(TO DO)
Work out how many lines hold "Вамъ". Give the number and nothing else.

(RECORDS SUPPLIED)
══════════════════════════════

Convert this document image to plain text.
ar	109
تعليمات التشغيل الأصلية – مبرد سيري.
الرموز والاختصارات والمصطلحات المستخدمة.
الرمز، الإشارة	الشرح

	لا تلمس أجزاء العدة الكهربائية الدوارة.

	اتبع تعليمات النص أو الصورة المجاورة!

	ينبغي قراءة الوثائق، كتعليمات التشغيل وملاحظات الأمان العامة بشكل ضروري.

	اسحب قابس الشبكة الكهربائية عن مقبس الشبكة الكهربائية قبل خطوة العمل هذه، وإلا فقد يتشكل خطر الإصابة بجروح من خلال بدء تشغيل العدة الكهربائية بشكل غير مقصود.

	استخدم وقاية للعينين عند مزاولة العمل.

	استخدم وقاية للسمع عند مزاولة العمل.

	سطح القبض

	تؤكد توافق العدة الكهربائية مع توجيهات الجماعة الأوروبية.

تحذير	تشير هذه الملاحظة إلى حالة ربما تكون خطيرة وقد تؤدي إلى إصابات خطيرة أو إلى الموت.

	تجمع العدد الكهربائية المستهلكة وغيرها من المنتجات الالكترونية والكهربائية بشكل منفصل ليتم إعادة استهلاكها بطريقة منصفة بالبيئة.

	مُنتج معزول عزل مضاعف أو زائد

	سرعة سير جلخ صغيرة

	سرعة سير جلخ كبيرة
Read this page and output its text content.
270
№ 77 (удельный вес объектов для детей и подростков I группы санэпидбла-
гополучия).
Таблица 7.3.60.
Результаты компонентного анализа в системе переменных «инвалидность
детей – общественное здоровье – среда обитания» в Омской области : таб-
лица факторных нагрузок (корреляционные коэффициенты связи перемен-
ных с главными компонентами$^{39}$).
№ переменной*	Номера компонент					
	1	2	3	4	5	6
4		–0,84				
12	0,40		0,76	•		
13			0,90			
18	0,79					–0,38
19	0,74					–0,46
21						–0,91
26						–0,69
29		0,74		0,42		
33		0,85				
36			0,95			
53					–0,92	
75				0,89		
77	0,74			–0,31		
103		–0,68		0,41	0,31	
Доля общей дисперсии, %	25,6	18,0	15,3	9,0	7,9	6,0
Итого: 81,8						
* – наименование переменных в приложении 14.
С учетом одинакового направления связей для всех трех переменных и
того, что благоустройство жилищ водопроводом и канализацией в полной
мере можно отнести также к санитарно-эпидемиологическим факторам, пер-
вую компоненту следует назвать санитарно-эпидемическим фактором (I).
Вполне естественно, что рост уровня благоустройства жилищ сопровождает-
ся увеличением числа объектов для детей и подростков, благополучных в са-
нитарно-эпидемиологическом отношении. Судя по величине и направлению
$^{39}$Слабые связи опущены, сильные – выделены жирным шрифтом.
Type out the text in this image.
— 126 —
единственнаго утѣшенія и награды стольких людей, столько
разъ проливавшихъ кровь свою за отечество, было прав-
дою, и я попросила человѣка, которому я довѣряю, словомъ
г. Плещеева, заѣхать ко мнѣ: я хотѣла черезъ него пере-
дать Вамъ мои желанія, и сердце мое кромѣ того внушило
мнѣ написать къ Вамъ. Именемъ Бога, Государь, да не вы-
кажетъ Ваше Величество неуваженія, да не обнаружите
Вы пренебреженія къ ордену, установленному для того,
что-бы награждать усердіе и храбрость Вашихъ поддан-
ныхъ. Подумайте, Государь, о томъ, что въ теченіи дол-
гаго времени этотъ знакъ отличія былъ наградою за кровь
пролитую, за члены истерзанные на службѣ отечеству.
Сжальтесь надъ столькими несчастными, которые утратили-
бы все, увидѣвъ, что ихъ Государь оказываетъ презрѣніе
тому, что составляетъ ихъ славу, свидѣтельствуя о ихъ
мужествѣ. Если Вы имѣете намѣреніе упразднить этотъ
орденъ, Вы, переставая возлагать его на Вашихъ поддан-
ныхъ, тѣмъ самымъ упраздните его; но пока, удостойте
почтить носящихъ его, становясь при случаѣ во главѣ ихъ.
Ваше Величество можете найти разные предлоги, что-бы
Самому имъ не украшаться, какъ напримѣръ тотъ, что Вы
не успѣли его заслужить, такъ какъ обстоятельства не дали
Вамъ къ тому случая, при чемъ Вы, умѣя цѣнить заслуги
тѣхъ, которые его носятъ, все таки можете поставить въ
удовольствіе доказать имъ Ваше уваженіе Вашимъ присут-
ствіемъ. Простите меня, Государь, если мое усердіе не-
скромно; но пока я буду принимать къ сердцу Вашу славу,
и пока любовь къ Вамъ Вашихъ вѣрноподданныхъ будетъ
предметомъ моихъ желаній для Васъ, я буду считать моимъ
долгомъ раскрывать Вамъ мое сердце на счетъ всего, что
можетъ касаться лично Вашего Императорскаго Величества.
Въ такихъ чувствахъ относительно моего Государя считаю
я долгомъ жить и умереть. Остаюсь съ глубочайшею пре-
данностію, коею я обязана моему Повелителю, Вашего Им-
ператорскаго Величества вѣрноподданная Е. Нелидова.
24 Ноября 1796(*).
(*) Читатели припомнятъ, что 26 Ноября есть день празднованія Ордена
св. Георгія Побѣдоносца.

══════════════════════════════

(PROBLEM SOLUTION)
5